* [WHAT YOU WILL DO] Each record is to be transcribed exactly.

start EXERCISE DATA

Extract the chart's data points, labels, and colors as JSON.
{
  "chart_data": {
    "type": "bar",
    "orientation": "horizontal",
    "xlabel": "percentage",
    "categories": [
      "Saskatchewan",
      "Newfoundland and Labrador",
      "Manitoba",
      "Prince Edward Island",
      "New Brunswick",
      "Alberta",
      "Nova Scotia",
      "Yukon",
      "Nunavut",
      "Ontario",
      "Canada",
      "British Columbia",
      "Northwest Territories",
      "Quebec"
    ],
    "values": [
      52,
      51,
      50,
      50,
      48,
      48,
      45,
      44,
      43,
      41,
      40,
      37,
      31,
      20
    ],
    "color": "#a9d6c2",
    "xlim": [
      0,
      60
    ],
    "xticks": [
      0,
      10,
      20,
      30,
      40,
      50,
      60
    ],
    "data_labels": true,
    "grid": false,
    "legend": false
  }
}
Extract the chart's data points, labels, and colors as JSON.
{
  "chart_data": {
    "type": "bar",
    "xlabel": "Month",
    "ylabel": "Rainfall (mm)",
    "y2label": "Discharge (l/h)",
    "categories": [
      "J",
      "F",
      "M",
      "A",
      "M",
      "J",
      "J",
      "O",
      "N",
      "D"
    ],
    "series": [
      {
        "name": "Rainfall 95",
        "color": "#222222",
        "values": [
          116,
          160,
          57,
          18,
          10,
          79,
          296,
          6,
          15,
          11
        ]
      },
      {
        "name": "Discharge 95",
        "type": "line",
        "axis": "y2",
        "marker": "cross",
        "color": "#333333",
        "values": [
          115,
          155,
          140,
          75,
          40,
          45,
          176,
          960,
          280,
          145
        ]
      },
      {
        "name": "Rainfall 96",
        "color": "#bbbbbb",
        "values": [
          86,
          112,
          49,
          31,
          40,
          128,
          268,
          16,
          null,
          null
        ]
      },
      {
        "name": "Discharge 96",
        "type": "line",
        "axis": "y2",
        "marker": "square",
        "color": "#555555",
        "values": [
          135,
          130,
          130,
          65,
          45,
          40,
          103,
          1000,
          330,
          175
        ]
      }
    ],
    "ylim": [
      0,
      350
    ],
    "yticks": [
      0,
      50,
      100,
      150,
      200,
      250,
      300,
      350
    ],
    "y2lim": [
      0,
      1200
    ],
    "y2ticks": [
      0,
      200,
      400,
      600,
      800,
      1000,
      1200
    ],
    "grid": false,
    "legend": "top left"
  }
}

end EXERCISE DATA

* [OUTPUT FOR THIS TASK]
Extract the chart's data points, labels, and colors as JSON.
{
  "chart_data": {
    "type": "bar",
    "orientation": "horizontal",
    "xlabel": "percentage",
    "categories": [
      "Saskatchewan",
      "Newfoundland and Labrador",
      "Manitoba",
      "Prince Edward Island",
      "New Brunswick",
      "Alberta",
      "Nova Scotia",
      "Yukon",
      "Nunavut",
      "Ontario",
      "Canada",
      "British Columbia",
      "Northwest Territories",
      "Quebec"
    ],
    "values": [
      52,
      51,
      50,
      50,
      48,
      48,
      45,
      44,
      43,
      41,
      40,
      37,
      31,
      20
    ],
    "color": "#a9d6c2",
    "xlim": [
      0,
      60
    ],
    "xticks": [
      0,
      10,
      20,
      30,
      40,
      50,
      60
    ],
    "data_labels": true,
    "grid": false,
    "legend": false
  }
}
Extract the chart's data points, labels, and colors as JSON.
{
  "chart_data": {
    "type": "bar",
    "xlabel": "Month",
    "ylabel": "Rainfall (mm)",
    "y2label": "Discharge (l/h)",
    "categories": [
      "J",
      "F",
      "M",
      "A",
      "M",
      "J",
      "J",
      "O",
      "N",
      "D"
    ],
    "series": [
      {
        "name": "Rainfall 95",
        "color": "#222222",
        "values": [
          116,
          160,
          57,
          18,
          10,
          79,
          296,
          6,
          15,
          11
        ]
      },
      {
        "name": "Discharge 95",
        "type": "line",
        "axis": "y2",
        "marker": "cross",
        "color": "#333333",
        "values": [
          115,
          155,
          140,
          75,
          40,
          45,
          176,
          960,
          280,
          145
        ]
      },
      {
        "name": "Rainfall 96",
        "color": "#bbbbbb",
        "values": [
          86,
          112,
          49,
          31,
          40,
          128,
          268,
          16,
          null,
          null
        ]
      },
      {
        "name": "Discharge 96",
        "type": "line",
        "axis": "y2",
        "marker": "square",
        "color": "#555555",
        "values": [
          135,
          130,
          130,
          65,
          45,
          40,
          103,
          1000,
          330,
          175
        ]
      }
    ],
    "ylim": [
      0,
      350
    ],
    "yticks": [
      0,
      50,
      100,
      150,
      200,
      250,
      300,
      350
    ],
    "y2lim": [
      0,
      1200
    ],
    "y2ticks": [
      0,
      200,
      400,
      600,
      800,
      1000,
      1200
    ],
    "grid": false,
    "legend": "top left"
  }
}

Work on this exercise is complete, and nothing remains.